| Work to do |
Pictures do not belong in the copy; quote every entry below exactly.

| Data excerpts |
* * *

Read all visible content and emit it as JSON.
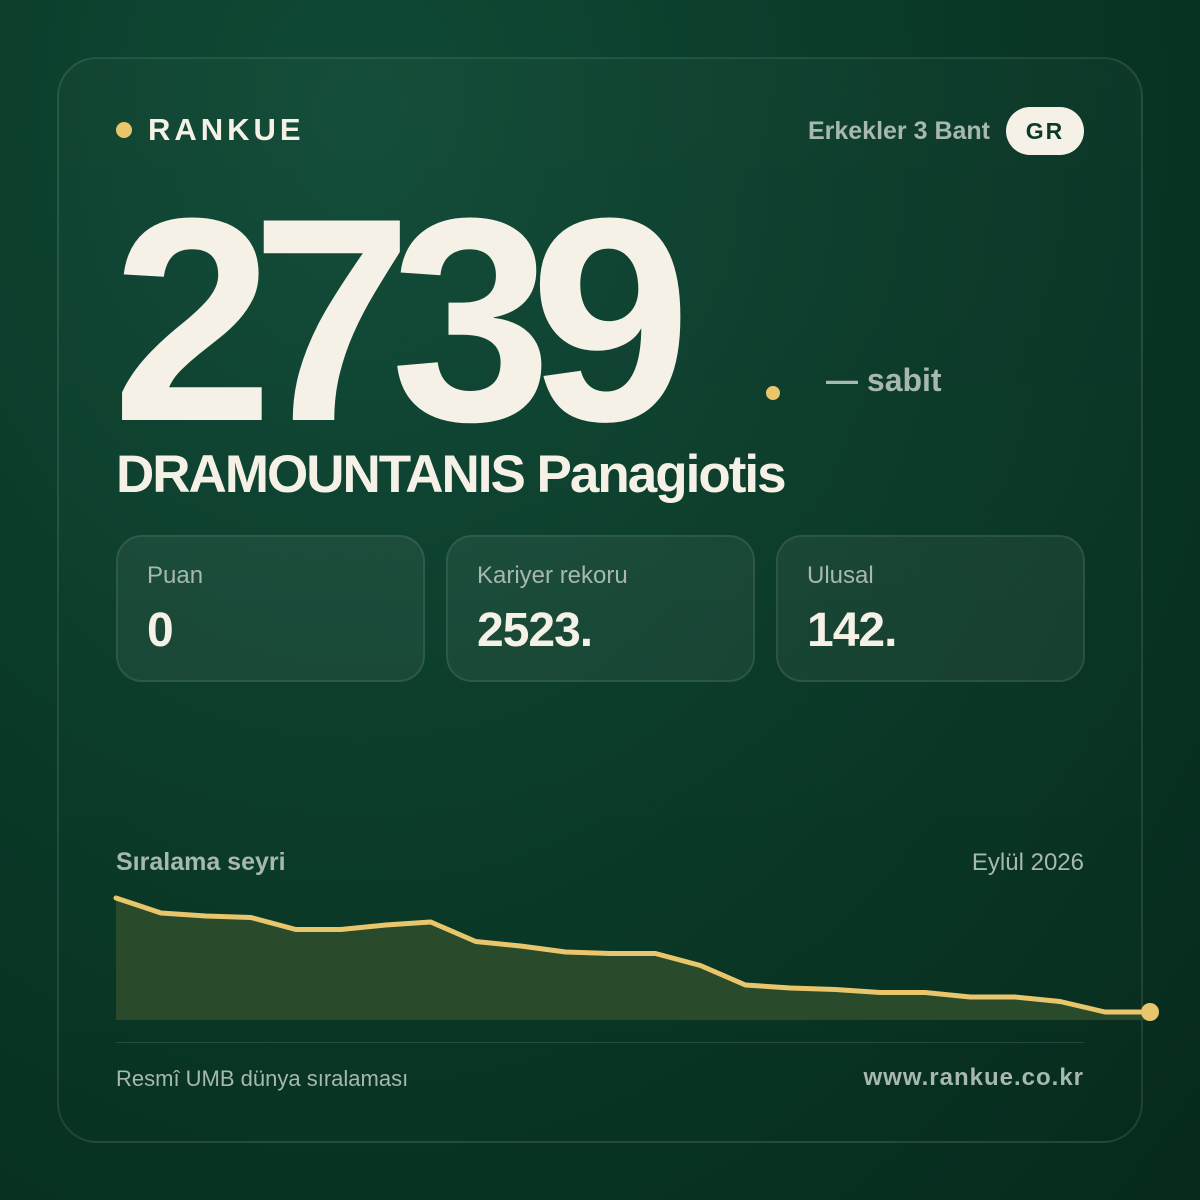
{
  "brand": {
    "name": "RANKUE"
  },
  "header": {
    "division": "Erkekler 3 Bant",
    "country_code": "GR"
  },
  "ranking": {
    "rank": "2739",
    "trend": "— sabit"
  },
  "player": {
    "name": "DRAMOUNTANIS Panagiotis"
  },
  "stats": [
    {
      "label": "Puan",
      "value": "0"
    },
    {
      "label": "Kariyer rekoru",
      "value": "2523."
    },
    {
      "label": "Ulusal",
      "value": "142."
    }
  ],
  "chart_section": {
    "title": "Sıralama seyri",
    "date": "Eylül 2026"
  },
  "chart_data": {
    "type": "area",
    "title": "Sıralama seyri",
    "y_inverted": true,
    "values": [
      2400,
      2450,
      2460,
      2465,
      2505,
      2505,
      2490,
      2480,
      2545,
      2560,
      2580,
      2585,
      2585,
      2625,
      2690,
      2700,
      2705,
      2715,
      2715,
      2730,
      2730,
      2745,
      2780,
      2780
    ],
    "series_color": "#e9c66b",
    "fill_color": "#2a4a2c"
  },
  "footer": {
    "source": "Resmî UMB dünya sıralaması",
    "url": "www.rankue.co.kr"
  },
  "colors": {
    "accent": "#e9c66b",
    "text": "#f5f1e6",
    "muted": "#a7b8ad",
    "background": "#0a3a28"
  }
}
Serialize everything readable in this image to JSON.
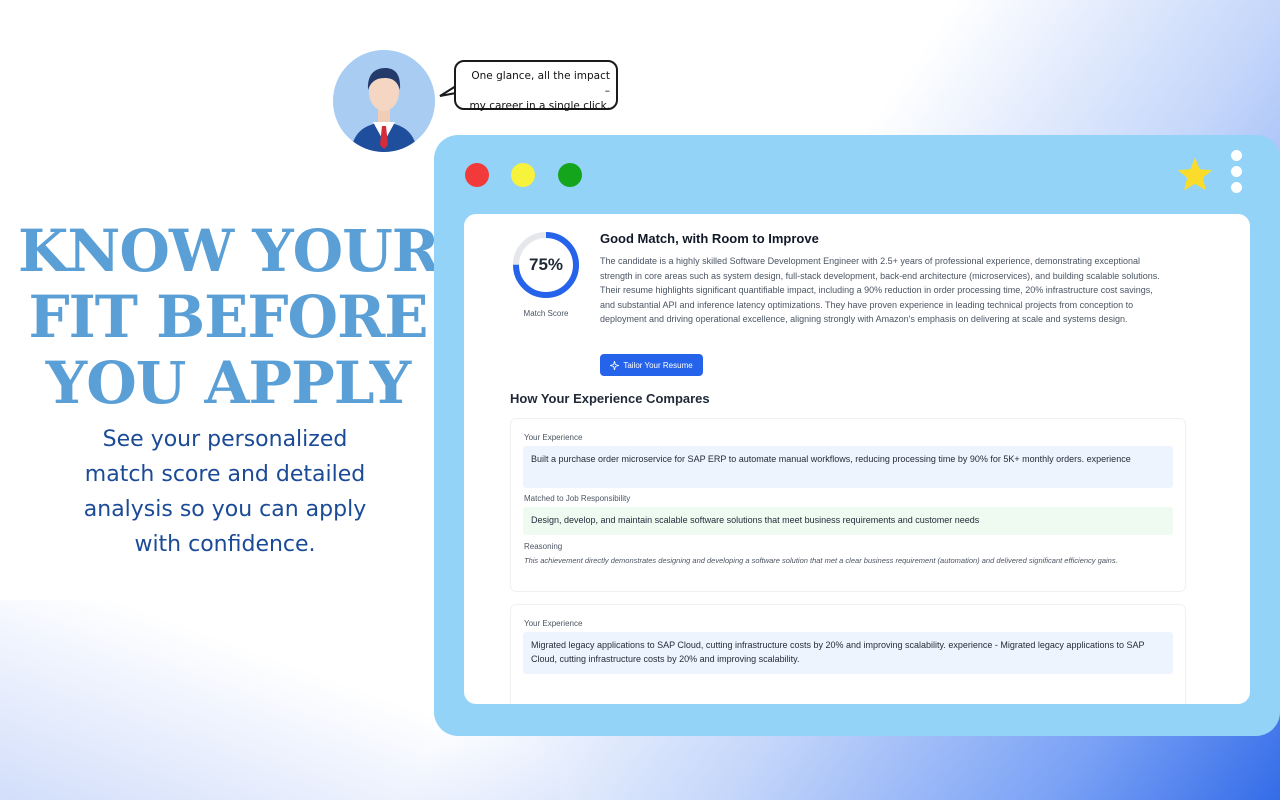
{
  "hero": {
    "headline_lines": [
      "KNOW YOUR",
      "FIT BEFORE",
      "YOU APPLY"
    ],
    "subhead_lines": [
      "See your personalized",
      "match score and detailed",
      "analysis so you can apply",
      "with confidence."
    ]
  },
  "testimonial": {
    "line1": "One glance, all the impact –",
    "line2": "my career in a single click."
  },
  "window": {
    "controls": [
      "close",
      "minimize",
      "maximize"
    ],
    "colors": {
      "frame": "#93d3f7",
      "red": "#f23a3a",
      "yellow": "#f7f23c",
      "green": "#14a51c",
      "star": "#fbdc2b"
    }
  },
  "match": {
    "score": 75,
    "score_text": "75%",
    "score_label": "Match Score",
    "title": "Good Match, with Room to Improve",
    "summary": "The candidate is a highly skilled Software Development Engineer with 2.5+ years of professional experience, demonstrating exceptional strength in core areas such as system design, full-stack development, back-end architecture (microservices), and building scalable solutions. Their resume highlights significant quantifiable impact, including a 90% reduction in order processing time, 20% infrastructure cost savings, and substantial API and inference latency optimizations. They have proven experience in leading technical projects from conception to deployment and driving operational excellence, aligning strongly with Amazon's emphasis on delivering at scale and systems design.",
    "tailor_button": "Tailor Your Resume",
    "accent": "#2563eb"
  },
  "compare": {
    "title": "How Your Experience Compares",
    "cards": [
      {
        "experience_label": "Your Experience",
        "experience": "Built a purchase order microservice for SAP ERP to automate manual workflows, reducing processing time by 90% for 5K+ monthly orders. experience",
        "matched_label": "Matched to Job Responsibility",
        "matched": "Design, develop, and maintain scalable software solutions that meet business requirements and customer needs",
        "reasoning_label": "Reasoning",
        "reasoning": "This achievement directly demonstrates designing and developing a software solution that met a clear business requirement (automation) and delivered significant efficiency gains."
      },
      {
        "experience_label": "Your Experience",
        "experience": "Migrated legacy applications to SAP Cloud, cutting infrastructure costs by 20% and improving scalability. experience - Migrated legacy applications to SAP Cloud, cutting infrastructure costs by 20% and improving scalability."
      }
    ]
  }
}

* * *

| Answer to the exercise |
Read all visible content and emit it as JSON.
{
  "brand": {
    "name": "RANKUE"
  },
  "header": {
    "division": "Erkekler 3 Bant",
    "country_code": "GR"
  },
  "ranking": {
    "rank": "2739",
    "trend": "— sabit"
  },
  "player": {
    "name": "DRAMOUNTANIS Panagiotis"
  },
  "stats": [
    {
      "label": "Puan",
      "value": "0"
    },
    {
      "label": "Kariyer rekoru",
      "value": "2523."
    },
    {
      "label": "Ulusal",
      "value": "142."
    }
  ],
  "chart_section": {
    "title": "Sıralama seyri",
    "date": "Eylül 2026"
  },
  "chart_data": {
    "type": "area",
    "title": "Sıralama seyri",
    "y_inverted": true,
    "values": [
      2400,
      2450,
      2460,
      2465,
      2505,
      2505,
      2490,
      2480,
      2545,
      2560,
      2580,
      2585,
      2585,
      2625,
      2690,
      2700,
      2705,
      2715,
      2715,
      2730,
      2730,
      2745,
      2780,
      2780
    ],
    "series_color": "#e9c66b",
    "fill_color": "#2a4a2c"
  },
  "footer": {
    "source": "Resmî UMB dünya sıralaması",
    "url": "www.rankue.co.kr"
  },
  "colors": {
    "accent": "#e9c66b",
    "text": "#f5f1e6",
    "muted": "#a7b8ad",
    "background": "#0a3a28"
  }
}
Serialize everything readable in this image to JSON.
{
  "hero": {
    "headline_lines": [
      "KNOW YOUR",
      "FIT BEFORE",
      "YOU APPLY"
    ],
    "subhead_lines": [
      "See your personalized",
      "match score and detailed",
      "analysis so you can apply",
      "with confidence."
    ]
  },
  "testimonial": {
    "line1": "One glance, all the impact –",
    "line2": "my career in a single click."
  },
  "window": {
    "controls": [
      "close",
      "minimize",
      "maximize"
    ],
    "colors": {
      "frame": "#93d3f7",
      "red": "#f23a3a",
      "yellow": "#f7f23c",
      "green": "#14a51c",
      "star": "#fbdc2b"
    }
  },
  "match": {
    "score": 75,
    "score_text": "75%",
    "score_label": "Match Score",
    "title": "Good Match, with Room to Improve",
    "summary": "The candidate is a highly skilled Software Development Engineer with 2.5+ years of professional experience, demonstrating exceptional strength in core areas such as system design, full-stack development, back-end architecture (microservices), and building scalable solutions. Their resume highlights significant quantifiable impact, including a 90% reduction in order processing time, 20% infrastructure cost savings, and substantial API and inference latency optimizations. They have proven experience in leading technical projects from conception to deployment and driving operational excellence, aligning strongly with Amazon's emphasis on delivering at scale and systems design.",
    "tailor_button": "Tailor Your Resume",
    "accent": "#2563eb"
  },
  "compare": {
    "title": "How Your Experience Compares",
    "cards": [
      {
        "experience_label": "Your Experience",
        "experience": "Built a purchase order microservice for SAP ERP to automate manual workflows, reducing processing time by 90% for 5K+ monthly orders. experience",
        "matched_label": "Matched to Job Responsibility",
        "matched": "Design, develop, and maintain scalable software solutions that meet business requirements and customer needs",
        "reasoning_label": "Reasoning",
        "reasoning": "This achievement directly demonstrates designing and developing a software solution that met a clear business requirement (automation) and delivered significant efficiency gains."
      },
      {
        "experience_label": "Your Experience",
        "experience": "Migrated legacy applications to SAP Cloud, cutting infrastructure costs by 20% and improving scalability. experience - Migrated legacy applications to SAP Cloud, cutting infrastructure costs by 20% and improving scalability."
      }
    ]
  }
}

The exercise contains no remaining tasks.